EXERCISE TASKS >>
**A.** Answer these questions using the pumpkin cheesecake squares recipe:
(i) What size baking dish is the crumb mixture pressed into?
(ii) How much canned pumpkin does the recipe call for?
(iii) Which two ingredients are listed as optional?
**B.** Carry on with the pumpkin cheesecake squares recipe, writing the directions that follow step 1.

::: SOURCE EXCERPT

Monday, October 30, 2006

Pumpkin Cheesecake Squares

Ingredients:
1 cup finely crushed graham crackers
2 tablespoons sugar
2 tablespoons margarine or butter, melted
1 8-ounce package cream cheese, softened
1 3-ounce package cream cheese, softened
1/2 cup sugar
1 cup canned pumpkin
1 1/2 teaspoons pumpkin pie spice
1/2 teaspoon vanilla
1/8 teaspoon salt
3 eggs
3/4 cup light cream or milk

Optional:
1 8-ounce carton dairy sour cream
1 tablespoon sugar

Directions:
1. For crust, in a small mixing bowl stir together crushed crackers and the 2 tablespoons sugar. Stir in melted margarine or butter. Press crumb mixture evenly onto the bottom of an 8x8x2-inch baking dish. Set baking dish aside.

::::::
::: DATASET SECTION

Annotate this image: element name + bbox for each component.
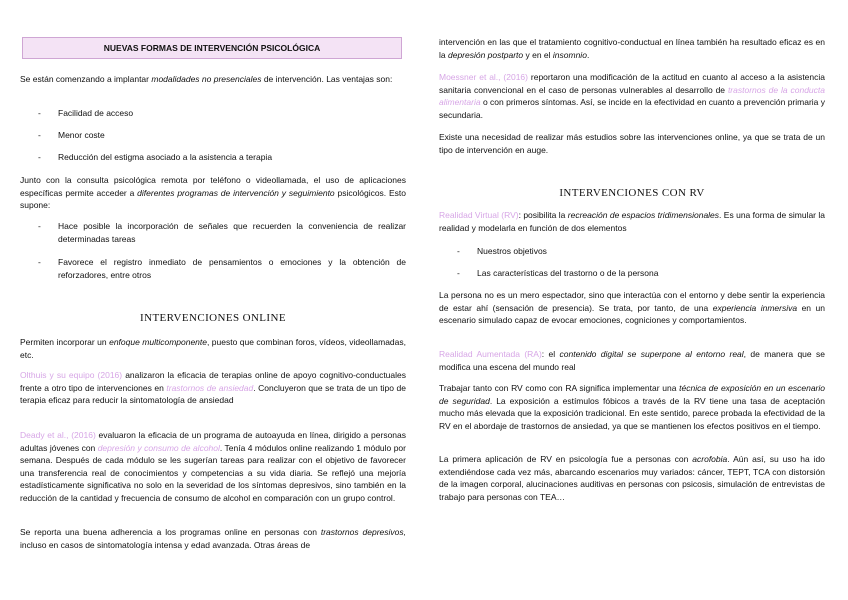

::::::

EXERCISE RESULTS >>
**A.**
(i) An 8x8x2-inch baking dish.
(ii) 1 cup.
(iii) One 8-ounce carton of dairy sour cream and 1 tablespoon of sugar.

**B.**
2. For filling, in a large mixing bowl beat cream cheese and the 1/2 cup sugar with an electric mixer on medium of high speed till well combined. Add the pumpkin, pumpkin pie spice, vanilla and salt. Beat till combined. Add eggs all at once. Beat on low speed just till combined. Stir in cream or milk.
3. Pour filling into the crust-lined dish. Bake in a 375F oven for 40 to 456 minutes or till cheesecake tests done. Cool on a wire rack for 10 minutes. (Optional) Meanwhile, in a small bowl stir together sour cream and the 1 tablespoon sugar. Spread over the cheesecake.
4. Using a small metal spatula, loosen sides of cheesecake. Cool cheesecake completely, then chill for at least 4 hours. Makes 9 servings.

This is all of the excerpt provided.